• THE EXERCISE:
Print each line of the listing once more, precisely as given.
* start EXERCISE INPUTS *
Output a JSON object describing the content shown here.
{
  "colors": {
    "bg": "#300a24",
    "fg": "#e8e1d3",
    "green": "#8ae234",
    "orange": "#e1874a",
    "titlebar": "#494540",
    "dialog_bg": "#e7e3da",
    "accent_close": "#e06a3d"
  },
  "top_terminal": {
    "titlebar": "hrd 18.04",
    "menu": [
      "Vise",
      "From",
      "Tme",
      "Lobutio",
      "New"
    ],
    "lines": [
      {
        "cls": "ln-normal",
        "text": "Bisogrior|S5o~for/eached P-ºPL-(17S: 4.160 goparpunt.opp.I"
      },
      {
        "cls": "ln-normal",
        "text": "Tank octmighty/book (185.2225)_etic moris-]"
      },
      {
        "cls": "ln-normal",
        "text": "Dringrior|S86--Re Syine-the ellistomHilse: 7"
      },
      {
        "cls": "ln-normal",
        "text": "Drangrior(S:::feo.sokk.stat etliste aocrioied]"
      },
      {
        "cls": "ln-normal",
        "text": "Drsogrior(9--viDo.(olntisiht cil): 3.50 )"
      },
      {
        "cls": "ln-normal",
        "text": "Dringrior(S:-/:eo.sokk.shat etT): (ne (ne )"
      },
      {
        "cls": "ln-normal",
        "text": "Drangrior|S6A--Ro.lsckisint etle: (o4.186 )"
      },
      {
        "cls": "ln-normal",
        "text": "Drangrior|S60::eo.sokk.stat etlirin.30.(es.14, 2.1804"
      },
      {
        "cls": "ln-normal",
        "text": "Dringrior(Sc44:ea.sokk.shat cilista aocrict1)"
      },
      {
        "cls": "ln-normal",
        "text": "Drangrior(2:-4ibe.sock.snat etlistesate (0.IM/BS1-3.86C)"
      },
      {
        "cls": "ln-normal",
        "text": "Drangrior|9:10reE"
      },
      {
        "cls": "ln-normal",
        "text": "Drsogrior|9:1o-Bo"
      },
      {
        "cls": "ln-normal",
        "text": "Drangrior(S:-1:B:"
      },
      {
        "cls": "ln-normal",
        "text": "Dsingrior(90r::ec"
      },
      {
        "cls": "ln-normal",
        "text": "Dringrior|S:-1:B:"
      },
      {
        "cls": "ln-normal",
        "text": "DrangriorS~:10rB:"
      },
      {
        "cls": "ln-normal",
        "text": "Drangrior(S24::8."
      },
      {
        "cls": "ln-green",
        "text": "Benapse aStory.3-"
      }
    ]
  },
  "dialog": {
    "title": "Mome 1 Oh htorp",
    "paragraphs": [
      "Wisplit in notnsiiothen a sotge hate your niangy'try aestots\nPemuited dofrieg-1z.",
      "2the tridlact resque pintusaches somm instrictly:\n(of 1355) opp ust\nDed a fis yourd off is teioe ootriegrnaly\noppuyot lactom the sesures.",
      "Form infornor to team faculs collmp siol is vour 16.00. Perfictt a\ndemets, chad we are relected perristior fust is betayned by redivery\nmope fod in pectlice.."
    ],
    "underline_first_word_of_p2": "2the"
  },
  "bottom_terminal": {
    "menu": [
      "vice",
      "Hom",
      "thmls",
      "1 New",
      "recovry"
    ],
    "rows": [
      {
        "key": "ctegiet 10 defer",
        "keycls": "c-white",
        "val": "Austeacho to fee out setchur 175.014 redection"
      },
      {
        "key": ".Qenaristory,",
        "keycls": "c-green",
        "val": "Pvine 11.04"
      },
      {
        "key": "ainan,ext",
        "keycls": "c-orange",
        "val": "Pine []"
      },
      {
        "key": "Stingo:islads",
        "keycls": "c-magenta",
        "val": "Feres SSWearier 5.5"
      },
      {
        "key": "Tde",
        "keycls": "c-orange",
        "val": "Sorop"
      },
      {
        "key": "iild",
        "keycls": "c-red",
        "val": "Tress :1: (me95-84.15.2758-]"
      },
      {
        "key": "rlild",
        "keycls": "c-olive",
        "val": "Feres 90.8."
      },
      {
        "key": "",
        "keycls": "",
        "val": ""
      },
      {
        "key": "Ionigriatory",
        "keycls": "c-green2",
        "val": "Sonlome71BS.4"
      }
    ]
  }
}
* end EXERCISE INPUTS *
• ANSWER TO THE TASK:
Output a JSON object describing the content shown here.
{
  "colors": {
    "bg": "#300a24",
    "fg": "#e8e1d3",
    "green": "#8ae234",
    "orange": "#e1874a",
    "titlebar": "#494540",
    "dialog_bg": "#e7e3da",
    "accent_close": "#e06a3d"
  },
  "top_terminal": {
    "titlebar": "hrd 18.04",
    "menu": [
      "Vise",
      "From",
      "Tme",
      "Lobutio",
      "New"
    ],
    "lines": [
      {
        "cls": "ln-normal",
        "text": "Bisogrior|S5o~for/eached P-ºPL-(17S: 4.160 goparpunt.opp.I"
      },
      {
        "cls": "ln-normal",
        "text": "Tank octmighty/book (185.2225)_etic moris-]"
      },
      {
        "cls": "ln-normal",
        "text": "Dringrior|S86--Re Syine-the ellistomHilse: 7"
      },
      {
        "cls": "ln-normal",
        "text": "Drangrior(S:::feo.sokk.stat etliste aocrioied]"
      },
      {
        "cls": "ln-normal",
        "text": "Drsogrior(9--viDo.(olntisiht cil): 3.50 )"
      },
      {
        "cls": "ln-normal",
        "text": "Dringrior(S:-/:eo.sokk.shat etT): (ne (ne )"
      },
      {
        "cls": "ln-normal",
        "text": "Drangrior|S6A--Ro.lsckisint etle: (o4.186 )"
      },
      {
        "cls": "ln-normal",
        "text": "Drangrior|S60::eo.sokk.stat etlirin.30.(es.14, 2.1804"
      },
      {
        "cls": "ln-normal",
        "text": "Dringrior(Sc44:ea.sokk.shat cilista aocrict1)"
      },
      {
        "cls": "ln-normal",
        "text": "Drangrior(2:-4ibe.sock.snat etlistesate (0.IM/BS1-3.86C)"
      },
      {
        "cls": "ln-normal",
        "text": "Drangrior|9:10reE"
      },
      {
        "cls": "ln-normal",
        "text": "Drsogrior|9:1o-Bo"
      },
      {
        "cls": "ln-normal",
        "text": "Drangrior(S:-1:B:"
      },
      {
        "cls": "ln-normal",
        "text": "Dsingrior(90r::ec"
      },
      {
        "cls": "ln-normal",
        "text": "Dringrior|S:-1:B:"
      },
      {
        "cls": "ln-normal",
        "text": "DrangriorS~:10rB:"
      },
      {
        "cls": "ln-normal",
        "text": "Drangrior(S24::8."
      },
      {
        "cls": "ln-green",
        "text": "Benapse aStory.3-"
      }
    ]
  },
  "dialog": {
    "title": "Mome 1 Oh htorp",
    "paragraphs": [
      "Wisplit in notnsiiothen a sotge hate your niangy'try aestots\nPemuited dofrieg-1z.",
      "2the tridlact resque pintusaches somm instrictly:\n(of 1355) opp ust\nDed a fis yourd off is teioe ootriegrnaly\noppuyot lactom the sesures.",
      "Form infornor to team faculs collmp siol is vour 16.00. Perfictt a\ndemets, chad we are relected perristior fust is betayned by redivery\nmope fod in pectlice.."
    ],
    "underline_first_word_of_p2": "2the"
  },
  "bottom_terminal": {
    "menu": [
      "vice",
      "Hom",
      "thmls",
      "1 New",
      "recovry"
    ],
    "rows": [
      {
        "key": "ctegiet 10 defer",
        "keycls": "c-white",
        "val": "Austeacho to fee out setchur 175.014 redection"
      },
      {
        "key": ".Qenaristory,",
        "keycls": "c-green",
        "val": "Pvine 11.04"
      },
      {
        "key": "ainan,ext",
        "keycls": "c-orange",
        "val": "Pine []"
      },
      {
        "key": "Stingo:islads",
        "keycls": "c-magenta",
        "val": "Feres SSWearier 5.5"
      },
      {
        "key": "Tde",
        "keycls": "c-orange",
        "val": "Sorop"
      },
      {
        "key": "iild",
        "keycls": "c-red",
        "val": "Tress :1: (me95-84.15.2758-]"
      },
      {
        "key": "rlild",
        "keycls": "c-olive",
        "val": "Feres 90.8."
      },
      {
        "key": "",
        "keycls": "",
        "val": ""
      },
      {
        "key": "Ionigriatory",
        "keycls": "c-green2",
        "val": "Sonlome71BS.4"
      }
    ]
  }
}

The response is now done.